## WRITTEN INSTRUCTION
Write out the whole listing exactly as it stands.

## SOURCE DATA
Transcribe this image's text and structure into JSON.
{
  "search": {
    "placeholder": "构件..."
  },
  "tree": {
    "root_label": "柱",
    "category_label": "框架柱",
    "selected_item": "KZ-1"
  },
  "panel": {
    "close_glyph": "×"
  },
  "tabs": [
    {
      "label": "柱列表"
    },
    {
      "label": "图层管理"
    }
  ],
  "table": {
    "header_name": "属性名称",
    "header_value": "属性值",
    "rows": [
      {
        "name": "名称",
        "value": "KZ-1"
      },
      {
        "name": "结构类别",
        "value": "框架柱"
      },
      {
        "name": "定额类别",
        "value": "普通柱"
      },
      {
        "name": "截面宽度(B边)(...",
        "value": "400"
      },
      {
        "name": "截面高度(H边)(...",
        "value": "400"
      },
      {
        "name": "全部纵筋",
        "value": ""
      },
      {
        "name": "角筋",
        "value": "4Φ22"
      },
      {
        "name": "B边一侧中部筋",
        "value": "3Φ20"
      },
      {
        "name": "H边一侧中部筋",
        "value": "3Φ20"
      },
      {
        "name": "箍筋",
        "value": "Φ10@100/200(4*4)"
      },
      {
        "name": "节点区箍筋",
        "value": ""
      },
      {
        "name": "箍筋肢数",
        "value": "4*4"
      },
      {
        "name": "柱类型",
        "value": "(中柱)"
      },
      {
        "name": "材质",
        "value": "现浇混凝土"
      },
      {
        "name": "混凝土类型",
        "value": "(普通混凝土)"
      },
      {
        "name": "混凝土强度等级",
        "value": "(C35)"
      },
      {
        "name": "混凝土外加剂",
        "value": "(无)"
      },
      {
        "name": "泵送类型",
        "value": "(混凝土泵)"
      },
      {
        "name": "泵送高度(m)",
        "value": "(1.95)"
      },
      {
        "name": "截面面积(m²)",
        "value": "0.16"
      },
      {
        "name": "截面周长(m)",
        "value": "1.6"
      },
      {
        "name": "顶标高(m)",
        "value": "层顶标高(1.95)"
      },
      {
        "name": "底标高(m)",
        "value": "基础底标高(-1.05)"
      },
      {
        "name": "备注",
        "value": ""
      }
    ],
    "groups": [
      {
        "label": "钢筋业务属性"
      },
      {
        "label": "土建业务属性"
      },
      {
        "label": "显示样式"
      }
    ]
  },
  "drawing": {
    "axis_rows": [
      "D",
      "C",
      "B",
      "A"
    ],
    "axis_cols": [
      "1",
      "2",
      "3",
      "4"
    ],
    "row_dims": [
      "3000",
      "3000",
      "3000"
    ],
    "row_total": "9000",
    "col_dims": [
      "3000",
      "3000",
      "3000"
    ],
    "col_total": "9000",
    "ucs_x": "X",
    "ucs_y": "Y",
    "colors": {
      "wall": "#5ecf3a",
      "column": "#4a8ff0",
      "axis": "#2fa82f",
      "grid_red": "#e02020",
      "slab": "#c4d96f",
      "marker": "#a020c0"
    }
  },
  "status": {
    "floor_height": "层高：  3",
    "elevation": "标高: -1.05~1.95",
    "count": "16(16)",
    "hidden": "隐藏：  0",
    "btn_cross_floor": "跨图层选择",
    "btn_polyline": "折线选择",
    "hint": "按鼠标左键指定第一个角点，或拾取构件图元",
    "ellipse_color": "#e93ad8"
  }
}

## RESULT
Transcribe this image's text and structure into JSON.
{
  "search": {
    "placeholder": "构件..."
  },
  "tree": {
    "root_label": "柱",
    "category_label": "框架柱",
    "selected_item": "KZ-1"
  },
  "panel": {
    "close_glyph": "×"
  },
  "tabs": [
    {
      "label": "柱列表"
    },
    {
      "label": "图层管理"
    }
  ],
  "table": {
    "header_name": "属性名称",
    "header_value": "属性值",
    "rows": [
      {
        "name": "名称",
        "value": "KZ-1"
      },
      {
        "name": "结构类别",
        "value": "框架柱"
      },
      {
        "name": "定额类别",
        "value": "普通柱"
      },
      {
        "name": "截面宽度(B边)(...",
        "value": "400"
      },
      {
        "name": "截面高度(H边)(...",
        "value": "400"
      },
      {
        "name": "全部纵筋",
        "value": ""
      },
      {
        "name": "角筋",
        "value": "4Φ22"
      },
      {
        "name": "B边一侧中部筋",
        "value": "3Φ20"
      },
      {
        "name": "H边一侧中部筋",
        "value": "3Φ20"
      },
      {
        "name": "箍筋",
        "value": "Φ10@100/200(4*4)"
      },
      {
        "name": "节点区箍筋",
        "value": ""
      },
      {
        "name": "箍筋肢数",
        "value": "4*4"
      },
      {
        "name": "柱类型",
        "value": "(中柱)"
      },
      {
        "name": "材质",
        "value": "现浇混凝土"
      },
      {
        "name": "混凝土类型",
        "value": "(普通混凝土)"
      },
      {
        "name": "混凝土强度等级",
        "value": "(C35)"
      },
      {
        "name": "混凝土外加剂",
        "value": "(无)"
      },
      {
        "name": "泵送类型",
        "value": "(混凝土泵)"
      },
      {
        "name": "泵送高度(m)",
        "value": "(1.95)"
      },
      {
        "name": "截面面积(m²)",
        "value": "0.16"
      },
      {
        "name": "截面周长(m)",
        "value": "1.6"
      },
      {
        "name": "顶标高(m)",
        "value": "层顶标高(1.95)"
      },
      {
        "name": "底标高(m)",
        "value": "基础底标高(-1.05)"
      },
      {
        "name": "备注",
        "value": ""
      }
    ],
    "groups": [
      {
        "label": "钢筋业务属性"
      },
      {
        "label": "土建业务属性"
      },
      {
        "label": "显示样式"
      }
    ]
  },
  "drawing": {
    "axis_rows": [
      "D",
      "C",
      "B",
      "A"
    ],
    "axis_cols": [
      "1",
      "2",
      "3",
      "4"
    ],
    "row_dims": [
      "3000",
      "3000",
      "3000"
    ],
    "row_total": "9000",
    "col_dims": [
      "3000",
      "3000",
      "3000"
    ],
    "col_total": "9000",
    "ucs_x": "X",
    "ucs_y": "Y",
    "colors": {
      "wall": "#5ecf3a",
      "column": "#4a8ff0",
      "axis": "#2fa82f",
      "grid_red": "#e02020",
      "slab": "#c4d96f",
      "marker": "#a020c0"
    }
  },
  "status": {
    "floor_height": "层高：  3",
    "elevation": "标高: -1.05~1.95",
    "count": "16(16)",
    "hidden": "隐藏：  0",
    "btn_cross_floor": "跨图层选择",
    "btn_polyline": "折线选择",
    "hint": "按鼠标左键指定第一个角点，或拾取构件图元",
    "ellipse_color": "#e93ad8"
  }
}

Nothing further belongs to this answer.